> AVAILABLE RECORDS:

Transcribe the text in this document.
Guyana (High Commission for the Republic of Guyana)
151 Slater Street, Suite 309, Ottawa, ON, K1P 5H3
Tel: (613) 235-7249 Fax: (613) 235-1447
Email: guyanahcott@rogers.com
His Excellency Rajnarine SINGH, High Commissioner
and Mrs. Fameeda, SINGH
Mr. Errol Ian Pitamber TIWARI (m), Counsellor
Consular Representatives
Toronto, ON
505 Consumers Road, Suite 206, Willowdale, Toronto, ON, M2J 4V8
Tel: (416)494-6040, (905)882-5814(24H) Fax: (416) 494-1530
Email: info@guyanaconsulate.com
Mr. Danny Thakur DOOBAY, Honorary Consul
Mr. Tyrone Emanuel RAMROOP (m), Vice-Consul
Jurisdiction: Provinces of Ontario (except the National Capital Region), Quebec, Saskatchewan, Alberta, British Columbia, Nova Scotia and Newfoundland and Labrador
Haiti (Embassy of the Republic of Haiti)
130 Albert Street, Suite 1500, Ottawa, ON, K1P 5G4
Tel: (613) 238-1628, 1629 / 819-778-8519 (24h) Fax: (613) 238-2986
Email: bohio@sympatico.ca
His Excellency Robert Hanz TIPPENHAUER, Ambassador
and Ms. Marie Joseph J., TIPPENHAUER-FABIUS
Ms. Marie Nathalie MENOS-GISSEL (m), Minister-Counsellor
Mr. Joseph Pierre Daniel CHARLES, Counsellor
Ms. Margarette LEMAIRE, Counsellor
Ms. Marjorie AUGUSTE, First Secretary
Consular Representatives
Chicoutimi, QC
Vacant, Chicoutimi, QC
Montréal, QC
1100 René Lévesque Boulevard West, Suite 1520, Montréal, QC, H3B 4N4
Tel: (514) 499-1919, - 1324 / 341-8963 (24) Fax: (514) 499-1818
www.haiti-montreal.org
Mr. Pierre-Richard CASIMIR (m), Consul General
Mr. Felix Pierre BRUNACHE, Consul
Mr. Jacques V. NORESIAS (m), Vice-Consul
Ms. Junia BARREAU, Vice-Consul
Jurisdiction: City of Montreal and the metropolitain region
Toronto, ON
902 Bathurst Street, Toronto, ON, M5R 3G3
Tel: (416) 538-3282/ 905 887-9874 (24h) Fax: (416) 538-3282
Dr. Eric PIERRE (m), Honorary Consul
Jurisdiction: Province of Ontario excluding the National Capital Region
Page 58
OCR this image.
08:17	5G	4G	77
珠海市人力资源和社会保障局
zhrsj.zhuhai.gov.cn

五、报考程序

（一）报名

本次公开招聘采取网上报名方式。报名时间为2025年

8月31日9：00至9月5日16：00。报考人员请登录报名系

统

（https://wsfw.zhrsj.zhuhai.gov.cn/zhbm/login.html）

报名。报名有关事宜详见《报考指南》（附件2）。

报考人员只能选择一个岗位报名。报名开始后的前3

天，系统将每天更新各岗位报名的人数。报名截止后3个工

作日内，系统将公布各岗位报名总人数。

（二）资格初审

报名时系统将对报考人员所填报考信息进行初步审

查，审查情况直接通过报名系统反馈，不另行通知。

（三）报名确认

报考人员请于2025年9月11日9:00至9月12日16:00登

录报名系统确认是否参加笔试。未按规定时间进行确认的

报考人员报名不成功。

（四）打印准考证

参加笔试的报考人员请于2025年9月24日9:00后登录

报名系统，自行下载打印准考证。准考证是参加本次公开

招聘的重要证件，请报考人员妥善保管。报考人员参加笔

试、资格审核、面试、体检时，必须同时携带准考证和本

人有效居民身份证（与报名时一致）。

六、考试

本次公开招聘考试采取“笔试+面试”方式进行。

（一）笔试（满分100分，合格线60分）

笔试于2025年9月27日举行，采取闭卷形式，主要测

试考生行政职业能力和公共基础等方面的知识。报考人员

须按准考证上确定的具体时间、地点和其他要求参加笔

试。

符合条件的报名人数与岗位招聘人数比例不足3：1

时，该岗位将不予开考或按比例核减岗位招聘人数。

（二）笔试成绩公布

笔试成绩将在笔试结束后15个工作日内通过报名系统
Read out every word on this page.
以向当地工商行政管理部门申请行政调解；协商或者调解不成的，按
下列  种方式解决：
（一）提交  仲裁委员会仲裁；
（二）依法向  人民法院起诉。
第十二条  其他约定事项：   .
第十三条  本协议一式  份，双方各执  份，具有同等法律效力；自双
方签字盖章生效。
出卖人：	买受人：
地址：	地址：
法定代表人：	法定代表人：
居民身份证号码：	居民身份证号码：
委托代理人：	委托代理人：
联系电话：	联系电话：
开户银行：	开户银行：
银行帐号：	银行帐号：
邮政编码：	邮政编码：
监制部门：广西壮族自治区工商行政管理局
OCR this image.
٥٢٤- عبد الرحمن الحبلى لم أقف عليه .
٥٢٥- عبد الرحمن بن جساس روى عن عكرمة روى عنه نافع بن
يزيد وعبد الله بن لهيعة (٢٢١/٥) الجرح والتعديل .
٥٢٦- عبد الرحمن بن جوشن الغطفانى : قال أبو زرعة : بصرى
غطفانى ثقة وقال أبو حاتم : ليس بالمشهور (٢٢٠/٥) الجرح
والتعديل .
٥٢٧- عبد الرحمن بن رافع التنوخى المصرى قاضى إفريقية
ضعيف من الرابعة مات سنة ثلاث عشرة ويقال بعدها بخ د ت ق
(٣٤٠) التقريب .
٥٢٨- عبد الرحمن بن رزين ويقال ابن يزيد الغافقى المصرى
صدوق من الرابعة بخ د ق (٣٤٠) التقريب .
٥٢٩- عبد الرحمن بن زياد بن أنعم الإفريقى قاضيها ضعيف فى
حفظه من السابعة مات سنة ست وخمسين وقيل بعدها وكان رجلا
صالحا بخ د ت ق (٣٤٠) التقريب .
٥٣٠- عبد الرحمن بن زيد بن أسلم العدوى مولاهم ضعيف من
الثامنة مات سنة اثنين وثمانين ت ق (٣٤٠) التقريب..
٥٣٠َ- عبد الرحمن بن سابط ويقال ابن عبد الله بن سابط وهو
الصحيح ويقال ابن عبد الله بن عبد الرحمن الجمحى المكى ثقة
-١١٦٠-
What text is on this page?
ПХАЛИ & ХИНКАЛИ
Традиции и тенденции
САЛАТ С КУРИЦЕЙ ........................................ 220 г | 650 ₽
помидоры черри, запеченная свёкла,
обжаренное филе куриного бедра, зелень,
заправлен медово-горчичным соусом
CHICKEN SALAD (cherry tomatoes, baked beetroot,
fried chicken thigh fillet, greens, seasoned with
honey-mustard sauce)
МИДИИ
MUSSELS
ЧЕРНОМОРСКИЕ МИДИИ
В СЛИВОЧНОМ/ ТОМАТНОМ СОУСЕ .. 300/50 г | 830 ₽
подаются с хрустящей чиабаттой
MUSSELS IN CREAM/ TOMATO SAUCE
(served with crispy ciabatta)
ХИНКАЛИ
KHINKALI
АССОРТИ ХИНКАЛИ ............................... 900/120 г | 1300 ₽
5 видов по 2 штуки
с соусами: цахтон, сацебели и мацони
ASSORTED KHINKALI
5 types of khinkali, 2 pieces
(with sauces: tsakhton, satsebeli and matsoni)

> TO DO:
Reproduce the listing in full. Keep it exactly as written.

> FULL OUTPUT:
Transcribe the text in this document.
Guyana (High Commission for the Republic of Guyana)
151 Slater Street, Suite 309, Ottawa, ON, K1P 5H3
Tel: (613) 235-7249 Fax: (613) 235-1447
Email: guyanahcott@rogers.com
His Excellency Rajnarine SINGH, High Commissioner
and Mrs. Fameeda, SINGH
Mr. Errol Ian Pitamber TIWARI (m), Counsellor
Consular Representatives
Toronto, ON
505 Consumers Road, Suite 206, Willowdale, Toronto, ON, M2J 4V8
Tel: (416)494-6040, (905)882-5814(24H) Fax: (416) 494-1530
Email: info@guyanaconsulate.com
Mr. Danny Thakur DOOBAY, Honorary Consul
Mr. Tyrone Emanuel RAMROOP (m), Vice-Consul
Jurisdiction: Provinces of Ontario (except the National Capital Region), Quebec, Saskatchewan, Alberta, British Columbia, Nova Scotia and Newfoundland and Labrador
Haiti (Embassy of the Republic of Haiti)
130 Albert Street, Suite 1500, Ottawa, ON, K1P 5G4
Tel: (613) 238-1628, 1629 / 819-778-8519 (24h) Fax: (613) 238-2986
Email: bohio@sympatico.ca
His Excellency Robert Hanz TIPPENHAUER, Ambassador
and Ms. Marie Joseph J., TIPPENHAUER-FABIUS
Ms. Marie Nathalie MENOS-GISSEL (m), Minister-Counsellor
Mr. Joseph Pierre Daniel CHARLES, Counsellor
Ms. Margarette LEMAIRE, Counsellor
Ms. Marjorie AUGUSTE, First Secretary
Consular Representatives
Chicoutimi, QC
Vacant, Chicoutimi, QC
Montréal, QC
1100 René Lévesque Boulevard West, Suite 1520, Montréal, QC, H3B 4N4
Tel: (514) 499-1919, - 1324 / 341-8963 (24) Fax: (514) 499-1818
www.haiti-montreal.org
Mr. Pierre-Richard CASIMIR (m), Consul General
Mr. Felix Pierre BRUNACHE, Consul
Mr. Jacques V. NORESIAS (m), Vice-Consul
Ms. Junia BARREAU, Vice-Consul
Jurisdiction: City of Montreal and the metropolitain region
Toronto, ON
902 Bathurst Street, Toronto, ON, M5R 3G3
Tel: (416) 538-3282/ 905 887-9874 (24h) Fax: (416) 538-3282
Dr. Eric PIERRE (m), Honorary Consul
Jurisdiction: Province of Ontario excluding the National Capital Region
Page 58
OCR this image.
08:17	5G	4G	77
珠海市人力资源和社会保障局
zhrsj.zhuhai.gov.cn

五、报考程序

（一）报名

本次公开招聘采取网上报名方式。报名时间为2025年

8月31日9：00至9月5日16：00。报考人员请登录报名系

统

（https://wsfw.zhrsj.zhuhai.gov.cn/zhbm/login.html）

报名。报名有关事宜详见《报考指南》（附件2）。

报考人员只能选择一个岗位报名。报名开始后的前3

天，系统将每天更新各岗位报名的人数。报名截止后3个工

作日内，系统将公布各岗位报名总人数。

（二）资格初审

报名时系统将对报考人员所填报考信息进行初步审

查，审查情况直接通过报名系统反馈，不另行通知。

（三）报名确认

报考人员请于2025年9月11日9:00至9月12日16:00登

录报名系统确认是否参加笔试。未按规定时间进行确认的

报考人员报名不成功。

（四）打印准考证

参加笔试的报考人员请于2025年9月24日9:00后登录

报名系统，自行下载打印准考证。准考证是参加本次公开

招聘的重要证件，请报考人员妥善保管。报考人员参加笔

试、资格审核、面试、体检时，必须同时携带准考证和本

人有效居民身份证（与报名时一致）。

六、考试

本次公开招聘考试采取“笔试+面试”方式进行。

（一）笔试（满分100分，合格线60分）

笔试于2025年9月27日举行，采取闭卷形式，主要测

试考生行政职业能力和公共基础等方面的知识。报考人员

须按准考证上确定的具体时间、地点和其他要求参加笔

试。

符合条件的报名人数与岗位招聘人数比例不足3：1

时，该岗位将不予开考或按比例核减岗位招聘人数。

（二）笔试成绩公布

笔试成绩将在笔试结束后15个工作日内通过报名系统
Read out every word on this page.
以向当地工商行政管理部门申请行政调解；协商或者调解不成的，按
下列  种方式解决：
（一）提交  仲裁委员会仲裁；
（二）依法向  人民法院起诉。
第十二条  其他约定事项：   .
第十三条  本协议一式  份，双方各执  份，具有同等法律效力；自双
方签字盖章生效。
出卖人：	买受人：
地址：	地址：
法定代表人：	法定代表人：
居民身份证号码：	居民身份证号码：
委托代理人：	委托代理人：
联系电话：	联系电话：
开户银行：	开户银行：
银行帐号：	银行帐号：
邮政编码：	邮政编码：
监制部门：广西壮族自治区工商行政管理局
OCR this image.
٥٢٤- عبد الرحمن الحبلى لم أقف عليه .
٥٢٥- عبد الرحمن بن جساس روى عن عكرمة روى عنه نافع بن
يزيد وعبد الله بن لهيعة (٢٢١/٥) الجرح والتعديل .
٥٢٦- عبد الرحمن بن جوشن الغطفانى : قال أبو زرعة : بصرى
غطفانى ثقة وقال أبو حاتم : ليس بالمشهور (٢٢٠/٥) الجرح
والتعديل .
٥٢٧- عبد الرحمن بن رافع التنوخى المصرى قاضى إفريقية
ضعيف من الرابعة مات سنة ثلاث عشرة ويقال بعدها بخ د ت ق
(٣٤٠) التقريب .
٥٢٨- عبد الرحمن بن رزين ويقال ابن يزيد الغافقى المصرى
صدوق من الرابعة بخ د ق (٣٤٠) التقريب .
٥٢٩- عبد الرحمن بن زياد بن أنعم الإفريقى قاضيها ضعيف فى
حفظه من السابعة مات سنة ست وخمسين وقيل بعدها وكان رجلا
صالحا بخ د ت ق (٣٤٠) التقريب .
٥٣٠- عبد الرحمن بن زيد بن أسلم العدوى مولاهم ضعيف من
الثامنة مات سنة اثنين وثمانين ت ق (٣٤٠) التقريب..
٥٣٠َ- عبد الرحمن بن سابط ويقال ابن عبد الله بن سابط وهو
الصحيح ويقال ابن عبد الله بن عبد الرحمن الجمحى المكى ثقة
-١١٦٠-
What text is on this page?
ПХАЛИ & ХИНКАЛИ
Традиции и тенденции
САЛАТ С КУРИЦЕЙ ........................................ 220 г | 650 ₽
помидоры черри, запеченная свёкла,
обжаренное филе куриного бедра, зелень,
заправлен медово-горчичным соусом
CHICKEN SALAD (cherry tomatoes, baked beetroot,
fried chicken thigh fillet, greens, seasoned with
honey-mustard sauce)
МИДИИ
MUSSELS
ЧЕРНОМОРСКИЕ МИДИИ
В СЛИВОЧНОМ/ ТОМАТНОМ СОУСЕ .. 300/50 г | 830 ₽
подаются с хрустящей чиабаттой
MUSSELS IN CREAM/ TOMATO SAUCE
(served with crispy ciabatta)
ХИНКАЛИ
KHINKALI
АССОРТИ ХИНКАЛИ ............................... 900/120 г | 1300 ₽
5 видов по 2 штуки
с соусами: цахтон, сацебели и мацони
ASSORTED KHINKALI
5 types of khinkali, 2 pieces
(with sauces: tsakhton, satsebeli and matsoni)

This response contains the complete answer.